SUPPLIED RECORDS:

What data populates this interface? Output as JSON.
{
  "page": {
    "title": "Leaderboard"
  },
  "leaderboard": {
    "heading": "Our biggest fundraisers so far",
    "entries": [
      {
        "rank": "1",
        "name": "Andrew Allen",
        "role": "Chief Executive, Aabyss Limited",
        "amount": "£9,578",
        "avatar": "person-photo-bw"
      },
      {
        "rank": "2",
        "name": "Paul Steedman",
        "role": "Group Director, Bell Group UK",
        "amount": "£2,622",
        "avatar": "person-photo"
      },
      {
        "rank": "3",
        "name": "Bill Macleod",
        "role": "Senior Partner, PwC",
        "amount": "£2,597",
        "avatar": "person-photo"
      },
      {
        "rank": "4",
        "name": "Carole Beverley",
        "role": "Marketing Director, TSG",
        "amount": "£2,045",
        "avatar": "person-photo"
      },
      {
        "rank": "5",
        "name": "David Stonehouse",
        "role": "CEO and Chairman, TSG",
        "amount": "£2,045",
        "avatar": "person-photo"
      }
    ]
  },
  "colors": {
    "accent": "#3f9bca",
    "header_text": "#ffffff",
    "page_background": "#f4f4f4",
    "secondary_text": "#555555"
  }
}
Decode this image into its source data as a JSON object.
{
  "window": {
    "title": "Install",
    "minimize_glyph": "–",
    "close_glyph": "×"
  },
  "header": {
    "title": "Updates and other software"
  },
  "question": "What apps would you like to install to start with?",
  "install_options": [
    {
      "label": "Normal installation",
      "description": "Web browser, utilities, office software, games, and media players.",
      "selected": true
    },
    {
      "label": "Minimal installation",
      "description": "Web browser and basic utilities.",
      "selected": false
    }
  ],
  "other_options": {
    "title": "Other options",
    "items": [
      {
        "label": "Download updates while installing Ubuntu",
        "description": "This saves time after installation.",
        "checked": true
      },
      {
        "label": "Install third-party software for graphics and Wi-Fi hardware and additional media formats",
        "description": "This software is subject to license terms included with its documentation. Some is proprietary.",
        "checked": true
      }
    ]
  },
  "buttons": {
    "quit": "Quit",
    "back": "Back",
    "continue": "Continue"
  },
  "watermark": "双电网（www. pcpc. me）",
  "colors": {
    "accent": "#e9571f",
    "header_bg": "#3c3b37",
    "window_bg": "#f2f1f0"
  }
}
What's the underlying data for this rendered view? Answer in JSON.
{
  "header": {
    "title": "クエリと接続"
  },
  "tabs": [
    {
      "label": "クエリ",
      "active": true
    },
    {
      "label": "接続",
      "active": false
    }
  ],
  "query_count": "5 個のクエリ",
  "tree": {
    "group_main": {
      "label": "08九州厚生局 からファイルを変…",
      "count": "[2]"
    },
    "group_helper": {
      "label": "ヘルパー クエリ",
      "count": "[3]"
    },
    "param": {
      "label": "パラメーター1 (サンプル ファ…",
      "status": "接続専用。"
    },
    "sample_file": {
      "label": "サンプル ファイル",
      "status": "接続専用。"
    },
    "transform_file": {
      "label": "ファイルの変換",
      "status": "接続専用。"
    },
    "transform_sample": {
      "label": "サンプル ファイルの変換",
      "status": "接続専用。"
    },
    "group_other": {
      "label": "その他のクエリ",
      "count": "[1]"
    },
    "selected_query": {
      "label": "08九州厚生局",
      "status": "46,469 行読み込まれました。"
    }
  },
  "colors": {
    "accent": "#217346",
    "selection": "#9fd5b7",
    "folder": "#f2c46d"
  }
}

...

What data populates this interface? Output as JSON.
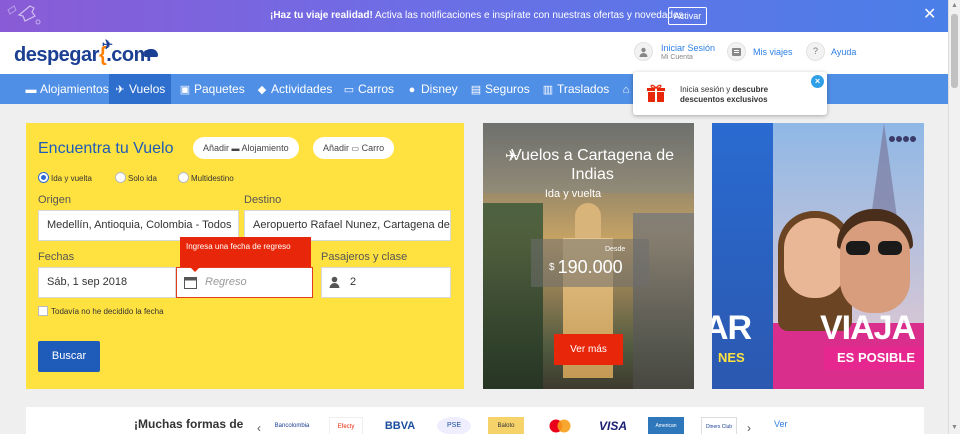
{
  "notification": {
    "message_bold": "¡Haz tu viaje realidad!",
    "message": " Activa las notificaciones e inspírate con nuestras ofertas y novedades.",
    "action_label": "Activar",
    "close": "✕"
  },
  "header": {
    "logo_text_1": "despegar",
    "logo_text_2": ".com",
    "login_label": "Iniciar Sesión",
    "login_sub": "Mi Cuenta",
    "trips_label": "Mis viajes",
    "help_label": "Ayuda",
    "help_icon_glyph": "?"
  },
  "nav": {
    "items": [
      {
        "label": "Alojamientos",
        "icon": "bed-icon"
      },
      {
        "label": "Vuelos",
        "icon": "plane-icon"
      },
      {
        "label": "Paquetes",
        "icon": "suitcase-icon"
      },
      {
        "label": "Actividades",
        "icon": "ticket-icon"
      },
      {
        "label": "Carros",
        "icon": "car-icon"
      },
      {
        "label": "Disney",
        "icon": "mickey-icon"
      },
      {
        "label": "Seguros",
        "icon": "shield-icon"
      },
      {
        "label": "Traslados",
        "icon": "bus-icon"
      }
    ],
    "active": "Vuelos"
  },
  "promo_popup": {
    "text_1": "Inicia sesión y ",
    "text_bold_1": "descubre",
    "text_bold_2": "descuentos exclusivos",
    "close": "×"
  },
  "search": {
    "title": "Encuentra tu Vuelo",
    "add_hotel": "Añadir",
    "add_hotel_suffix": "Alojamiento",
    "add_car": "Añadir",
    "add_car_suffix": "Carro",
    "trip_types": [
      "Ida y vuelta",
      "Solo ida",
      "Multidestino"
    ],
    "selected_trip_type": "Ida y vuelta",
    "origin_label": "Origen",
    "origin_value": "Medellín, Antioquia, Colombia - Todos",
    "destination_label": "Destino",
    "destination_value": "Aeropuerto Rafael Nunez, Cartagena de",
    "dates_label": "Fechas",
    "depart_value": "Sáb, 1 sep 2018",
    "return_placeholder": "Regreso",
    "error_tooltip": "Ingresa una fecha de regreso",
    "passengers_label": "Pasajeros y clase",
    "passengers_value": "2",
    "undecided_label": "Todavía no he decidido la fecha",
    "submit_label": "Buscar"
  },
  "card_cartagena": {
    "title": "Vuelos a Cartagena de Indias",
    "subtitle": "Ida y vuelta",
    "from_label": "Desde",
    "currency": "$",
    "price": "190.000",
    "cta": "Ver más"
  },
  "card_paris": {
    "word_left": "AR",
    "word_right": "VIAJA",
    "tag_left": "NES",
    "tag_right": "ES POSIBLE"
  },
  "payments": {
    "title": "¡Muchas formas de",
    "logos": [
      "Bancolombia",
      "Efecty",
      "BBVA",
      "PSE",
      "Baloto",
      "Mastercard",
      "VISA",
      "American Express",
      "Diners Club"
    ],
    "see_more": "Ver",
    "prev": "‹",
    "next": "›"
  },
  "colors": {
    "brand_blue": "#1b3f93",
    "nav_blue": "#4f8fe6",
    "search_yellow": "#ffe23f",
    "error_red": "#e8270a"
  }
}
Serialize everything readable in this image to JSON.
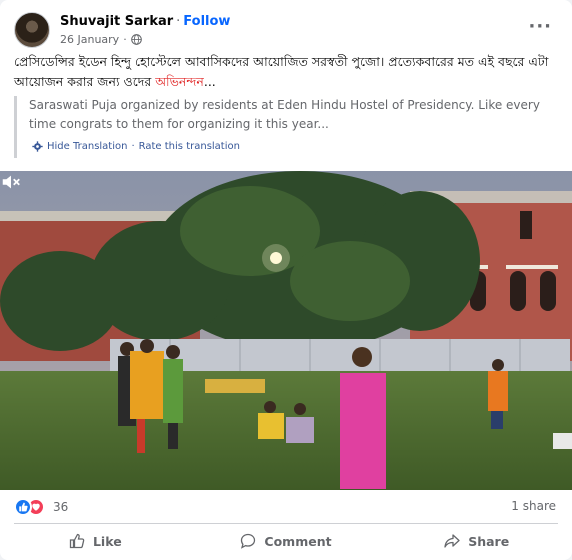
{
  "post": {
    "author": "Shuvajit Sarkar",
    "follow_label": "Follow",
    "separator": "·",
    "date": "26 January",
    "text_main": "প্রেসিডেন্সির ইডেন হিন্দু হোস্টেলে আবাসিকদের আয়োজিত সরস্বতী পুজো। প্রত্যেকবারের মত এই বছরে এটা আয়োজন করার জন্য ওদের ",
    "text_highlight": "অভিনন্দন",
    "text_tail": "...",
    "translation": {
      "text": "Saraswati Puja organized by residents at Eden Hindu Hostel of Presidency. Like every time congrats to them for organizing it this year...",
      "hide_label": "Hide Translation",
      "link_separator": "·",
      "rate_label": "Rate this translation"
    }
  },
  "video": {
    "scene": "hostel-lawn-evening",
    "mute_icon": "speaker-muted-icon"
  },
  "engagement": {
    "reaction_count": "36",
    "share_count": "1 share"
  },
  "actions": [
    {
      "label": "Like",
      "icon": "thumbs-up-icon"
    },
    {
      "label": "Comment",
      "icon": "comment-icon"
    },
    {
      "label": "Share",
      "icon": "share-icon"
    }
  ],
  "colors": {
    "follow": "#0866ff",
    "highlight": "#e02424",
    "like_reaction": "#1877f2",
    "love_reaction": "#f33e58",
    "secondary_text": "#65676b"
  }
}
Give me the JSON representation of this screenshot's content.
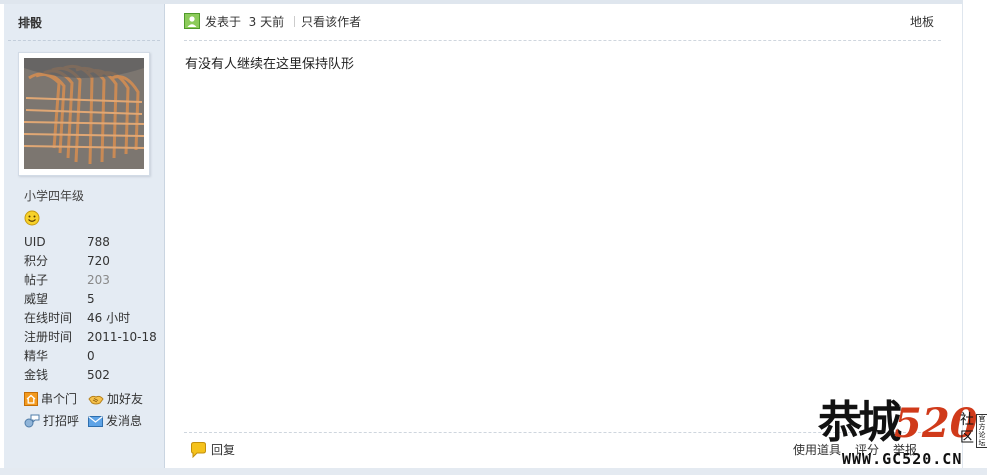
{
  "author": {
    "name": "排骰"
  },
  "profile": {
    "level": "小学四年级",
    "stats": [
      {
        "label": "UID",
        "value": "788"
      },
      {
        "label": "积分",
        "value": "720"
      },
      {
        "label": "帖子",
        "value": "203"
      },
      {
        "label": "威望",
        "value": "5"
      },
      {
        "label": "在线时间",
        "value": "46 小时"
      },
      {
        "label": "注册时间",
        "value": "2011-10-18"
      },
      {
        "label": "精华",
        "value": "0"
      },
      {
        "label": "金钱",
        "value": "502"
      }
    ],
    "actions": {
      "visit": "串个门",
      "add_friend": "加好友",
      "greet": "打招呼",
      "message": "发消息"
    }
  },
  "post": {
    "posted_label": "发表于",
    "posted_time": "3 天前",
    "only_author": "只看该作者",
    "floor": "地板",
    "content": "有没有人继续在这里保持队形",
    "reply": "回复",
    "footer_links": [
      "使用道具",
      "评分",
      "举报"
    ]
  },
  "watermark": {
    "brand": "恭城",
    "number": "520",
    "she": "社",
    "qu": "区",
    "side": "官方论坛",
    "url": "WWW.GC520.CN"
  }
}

--

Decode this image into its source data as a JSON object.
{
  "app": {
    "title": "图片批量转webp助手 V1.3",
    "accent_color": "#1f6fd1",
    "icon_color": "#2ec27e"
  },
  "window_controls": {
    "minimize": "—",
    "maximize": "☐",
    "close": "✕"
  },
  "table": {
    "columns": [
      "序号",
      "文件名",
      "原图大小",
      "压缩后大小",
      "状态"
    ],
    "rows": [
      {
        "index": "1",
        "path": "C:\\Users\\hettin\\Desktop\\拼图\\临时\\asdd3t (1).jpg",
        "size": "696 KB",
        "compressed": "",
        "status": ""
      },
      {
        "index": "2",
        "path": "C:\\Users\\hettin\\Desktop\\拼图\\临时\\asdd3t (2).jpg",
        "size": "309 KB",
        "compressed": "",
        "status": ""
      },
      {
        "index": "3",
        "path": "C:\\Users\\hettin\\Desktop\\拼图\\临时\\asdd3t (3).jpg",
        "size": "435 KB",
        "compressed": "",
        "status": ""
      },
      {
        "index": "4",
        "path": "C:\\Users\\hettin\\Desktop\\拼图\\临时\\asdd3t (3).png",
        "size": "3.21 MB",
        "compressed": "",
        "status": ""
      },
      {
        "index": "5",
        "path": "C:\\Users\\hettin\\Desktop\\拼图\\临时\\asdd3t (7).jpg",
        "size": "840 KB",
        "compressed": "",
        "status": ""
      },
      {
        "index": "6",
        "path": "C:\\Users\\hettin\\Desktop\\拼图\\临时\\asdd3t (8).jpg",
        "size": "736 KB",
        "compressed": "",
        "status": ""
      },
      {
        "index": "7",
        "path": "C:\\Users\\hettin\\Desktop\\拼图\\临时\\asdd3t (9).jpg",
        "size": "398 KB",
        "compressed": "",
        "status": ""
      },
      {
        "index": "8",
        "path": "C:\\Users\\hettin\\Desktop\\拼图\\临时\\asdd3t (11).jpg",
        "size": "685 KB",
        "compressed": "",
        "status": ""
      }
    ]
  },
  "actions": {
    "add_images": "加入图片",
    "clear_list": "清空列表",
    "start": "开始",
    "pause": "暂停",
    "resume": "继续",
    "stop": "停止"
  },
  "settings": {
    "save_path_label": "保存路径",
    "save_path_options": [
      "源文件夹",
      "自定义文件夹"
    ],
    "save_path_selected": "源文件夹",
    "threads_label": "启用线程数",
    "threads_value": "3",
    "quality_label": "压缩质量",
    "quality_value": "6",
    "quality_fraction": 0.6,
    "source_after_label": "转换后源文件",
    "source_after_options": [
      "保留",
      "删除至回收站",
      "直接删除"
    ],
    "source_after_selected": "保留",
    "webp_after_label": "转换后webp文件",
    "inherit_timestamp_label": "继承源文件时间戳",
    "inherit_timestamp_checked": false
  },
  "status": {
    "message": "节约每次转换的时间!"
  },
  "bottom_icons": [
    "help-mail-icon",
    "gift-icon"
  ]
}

PROMPT:
Extract each line from the entries above that contains the string "amount".

SOLUTION FOR THIS TASK:
        "amount": "£9,578",
        "amount": "£2,622",
        "amount": "£2,597",
        "amount": "£2,045",
        "amount": "£2,045",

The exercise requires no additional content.